Dataset items:
════════

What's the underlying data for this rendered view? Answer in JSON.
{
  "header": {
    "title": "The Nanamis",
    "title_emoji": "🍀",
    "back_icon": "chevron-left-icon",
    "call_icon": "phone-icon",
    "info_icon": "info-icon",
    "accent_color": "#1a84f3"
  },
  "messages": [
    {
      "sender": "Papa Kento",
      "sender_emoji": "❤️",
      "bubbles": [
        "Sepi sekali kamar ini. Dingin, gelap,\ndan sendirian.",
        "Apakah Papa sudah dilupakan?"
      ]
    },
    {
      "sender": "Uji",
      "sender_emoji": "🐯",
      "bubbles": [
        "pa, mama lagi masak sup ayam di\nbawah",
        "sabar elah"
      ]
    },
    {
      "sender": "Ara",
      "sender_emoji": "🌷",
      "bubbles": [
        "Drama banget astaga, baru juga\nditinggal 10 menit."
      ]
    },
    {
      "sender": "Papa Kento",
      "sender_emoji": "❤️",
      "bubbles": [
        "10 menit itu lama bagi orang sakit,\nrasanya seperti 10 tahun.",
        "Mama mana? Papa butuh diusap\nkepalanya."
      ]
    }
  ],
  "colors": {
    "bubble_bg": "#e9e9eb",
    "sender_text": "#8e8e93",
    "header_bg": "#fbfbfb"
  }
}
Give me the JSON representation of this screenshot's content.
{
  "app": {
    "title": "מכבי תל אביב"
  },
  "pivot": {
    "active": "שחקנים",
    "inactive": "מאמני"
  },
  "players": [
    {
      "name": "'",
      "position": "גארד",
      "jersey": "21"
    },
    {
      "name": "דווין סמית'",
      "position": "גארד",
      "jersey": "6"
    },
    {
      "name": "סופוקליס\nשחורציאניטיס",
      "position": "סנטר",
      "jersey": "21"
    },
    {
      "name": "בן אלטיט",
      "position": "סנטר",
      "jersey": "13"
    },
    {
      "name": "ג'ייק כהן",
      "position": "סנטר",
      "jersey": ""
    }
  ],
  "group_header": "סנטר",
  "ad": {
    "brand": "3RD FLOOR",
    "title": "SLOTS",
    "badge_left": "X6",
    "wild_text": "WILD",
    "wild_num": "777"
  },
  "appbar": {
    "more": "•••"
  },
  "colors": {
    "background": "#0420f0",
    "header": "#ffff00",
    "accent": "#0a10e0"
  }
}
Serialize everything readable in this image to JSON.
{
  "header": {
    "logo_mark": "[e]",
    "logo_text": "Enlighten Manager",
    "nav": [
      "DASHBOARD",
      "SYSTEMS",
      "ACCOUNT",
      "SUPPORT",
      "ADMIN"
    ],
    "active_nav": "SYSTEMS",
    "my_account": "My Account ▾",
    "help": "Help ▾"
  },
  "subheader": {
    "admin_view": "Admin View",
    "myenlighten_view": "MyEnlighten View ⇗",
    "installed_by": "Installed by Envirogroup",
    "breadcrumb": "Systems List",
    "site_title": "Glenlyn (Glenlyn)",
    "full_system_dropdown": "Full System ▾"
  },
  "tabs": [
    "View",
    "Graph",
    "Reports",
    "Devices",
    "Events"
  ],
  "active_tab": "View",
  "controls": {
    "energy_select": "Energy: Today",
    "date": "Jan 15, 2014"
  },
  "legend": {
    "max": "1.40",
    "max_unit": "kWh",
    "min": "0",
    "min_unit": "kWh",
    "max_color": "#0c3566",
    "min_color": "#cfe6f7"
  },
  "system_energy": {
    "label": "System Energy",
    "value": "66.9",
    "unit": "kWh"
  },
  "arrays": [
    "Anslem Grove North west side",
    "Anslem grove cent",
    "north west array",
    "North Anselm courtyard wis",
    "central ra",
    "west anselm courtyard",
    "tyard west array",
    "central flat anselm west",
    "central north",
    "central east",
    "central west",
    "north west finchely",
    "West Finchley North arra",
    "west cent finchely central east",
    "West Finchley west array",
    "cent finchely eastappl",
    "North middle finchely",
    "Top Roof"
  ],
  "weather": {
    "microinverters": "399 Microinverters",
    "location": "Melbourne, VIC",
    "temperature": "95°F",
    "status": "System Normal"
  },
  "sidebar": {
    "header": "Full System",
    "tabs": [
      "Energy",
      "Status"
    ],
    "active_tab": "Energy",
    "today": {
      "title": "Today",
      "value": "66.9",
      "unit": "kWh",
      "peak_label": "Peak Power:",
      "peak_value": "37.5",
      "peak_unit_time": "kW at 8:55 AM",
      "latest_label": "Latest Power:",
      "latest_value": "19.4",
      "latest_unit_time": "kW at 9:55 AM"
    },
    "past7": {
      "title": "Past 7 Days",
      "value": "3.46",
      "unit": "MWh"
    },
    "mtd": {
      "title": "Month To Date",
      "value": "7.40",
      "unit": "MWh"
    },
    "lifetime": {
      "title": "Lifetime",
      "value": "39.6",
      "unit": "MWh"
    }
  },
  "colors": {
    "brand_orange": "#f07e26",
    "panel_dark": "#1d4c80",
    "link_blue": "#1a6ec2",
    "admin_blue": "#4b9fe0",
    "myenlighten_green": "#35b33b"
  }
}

════════

**Task goal**
Repeat the material above in full, quoting it exactly.

**Correct answer**
What's the underlying data for this rendered view? Answer in JSON.
{
  "header": {
    "title": "The Nanamis",
    "title_emoji": "🍀",
    "back_icon": "chevron-left-icon",
    "call_icon": "phone-icon",
    "info_icon": "info-icon",
    "accent_color": "#1a84f3"
  },
  "messages": [
    {
      "sender": "Papa Kento",
      "sender_emoji": "❤️",
      "bubbles": [
        "Sepi sekali kamar ini. Dingin, gelap,\ndan sendirian.",
        "Apakah Papa sudah dilupakan?"
      ]
    },
    {
      "sender": "Uji",
      "sender_emoji": "🐯",
      "bubbles": [
        "pa, mama lagi masak sup ayam di\nbawah",
        "sabar elah"
      ]
    },
    {
      "sender": "Ara",
      "sender_emoji": "🌷",
      "bubbles": [
        "Drama banget astaga, baru juga\nditinggal 10 menit."
      ]
    },
    {
      "sender": "Papa Kento",
      "sender_emoji": "❤️",
      "bubbles": [
        "10 menit itu lama bagi orang sakit,\nrasanya seperti 10 tahun.",
        "Mama mana? Papa butuh diusap\nkepalanya."
      ]
    }
  ],
  "colors": {
    "bubble_bg": "#e9e9eb",
    "sender_text": "#8e8e93",
    "header_bg": "#fbfbfb"
  }
}
Give me the JSON representation of this screenshot's content.
{
  "app": {
    "title": "מכבי תל אביב"
  },
  "pivot": {
    "active": "שחקנים",
    "inactive": "מאמני"
  },
  "players": [
    {
      "name": "'",
      "position": "גארד",
      "jersey": "21"
    },
    {
      "name": "דווין סמית'",
      "position": "גארד",
      "jersey": "6"
    },
    {
      "name": "סופוקליס\nשחורציאניטיס",
      "position": "סנטר",
      "jersey": "21"
    },
    {
      "name": "בן אלטיט",
      "position": "סנטר",
      "jersey": "13"
    },
    {
      "name": "ג'ייק כהן",
      "position": "סנטר",
      "jersey": ""
    }
  ],
  "group_header": "סנטר",
  "ad": {
    "brand": "3RD FLOOR",
    "title": "SLOTS",
    "badge_left": "X6",
    "wild_text": "WILD",
    "wild_num": "777"
  },
  "appbar": {
    "more": "•••"
  },
  "colors": {
    "background": "#0420f0",
    "header": "#ffff00",
    "accent": "#0a10e0"
  }
}
Serialize everything readable in this image to JSON.
{
  "header": {
    "logo_mark": "[e]",
    "logo_text": "Enlighten Manager",
    "nav": [
      "DASHBOARD",
      "SYSTEMS",
      "ACCOUNT",
      "SUPPORT",
      "ADMIN"
    ],
    "active_nav": "SYSTEMS",
    "my_account": "My Account ▾",
    "help": "Help ▾"
  },
  "subheader": {
    "admin_view": "Admin View",
    "myenlighten_view": "MyEnlighten View ⇗",
    "installed_by": "Installed by Envirogroup",
    "breadcrumb": "Systems List",
    "site_title": "Glenlyn (Glenlyn)",
    "full_system_dropdown": "Full System ▾"
  },
  "tabs": [
    "View",
    "Graph",
    "Reports",
    "Devices",
    "Events"
  ],
  "active_tab": "View",
  "controls": {
    "energy_select": "Energy: Today",
    "date": "Jan 15, 2014"
  },
  "legend": {
    "max": "1.40",
    "max_unit": "kWh",
    "min": "0",
    "min_unit": "kWh",
    "max_color": "#0c3566",
    "min_color": "#cfe6f7"
  },
  "system_energy": {
    "label": "System Energy",
    "value": "66.9",
    "unit": "kWh"
  },
  "arrays": [
    "Anslem Grove North west side",
    "Anslem grove cent",
    "north west array",
    "North Anselm courtyard wis",
    "central ra",
    "west anselm courtyard",
    "tyard west array",
    "central flat anselm west",
    "central north",
    "central east",
    "central west",
    "north west finchely",
    "West Finchley North arra",
    "west cent finchely central east",
    "West Finchley west array",
    "cent finchely eastappl",
    "North middle finchely",
    "Top Roof"
  ],
  "weather": {
    "microinverters": "399 Microinverters",
    "location": "Melbourne, VIC",
    "temperature": "95°F",
    "status": "System Normal"
  },
  "sidebar": {
    "header": "Full System",
    "tabs": [
      "Energy",
      "Status"
    ],
    "active_tab": "Energy",
    "today": {
      "title": "Today",
      "value": "66.9",
      "unit": "kWh",
      "peak_label": "Peak Power:",
      "peak_value": "37.5",
      "peak_unit_time": "kW at 8:55 AM",
      "latest_label": "Latest Power:",
      "latest_value": "19.4",
      "latest_unit_time": "kW at 9:55 AM"
    },
    "past7": {
      "title": "Past 7 Days",
      "value": "3.46",
      "unit": "MWh"
    },
    "mtd": {
      "title": "Month To Date",
      "value": "7.40",
      "unit": "MWh"
    },
    "lifetime": {
      "title": "Lifetime",
      "value": "39.6",
      "unit": "MWh"
    }
  },
  "colors": {
    "brand_orange": "#f07e26",
    "panel_dark": "#1d4c80",
    "link_blue": "#1a6ec2",
    "admin_blue": "#4b9fe0",
    "myenlighten_green": "#35b33b"
  }
}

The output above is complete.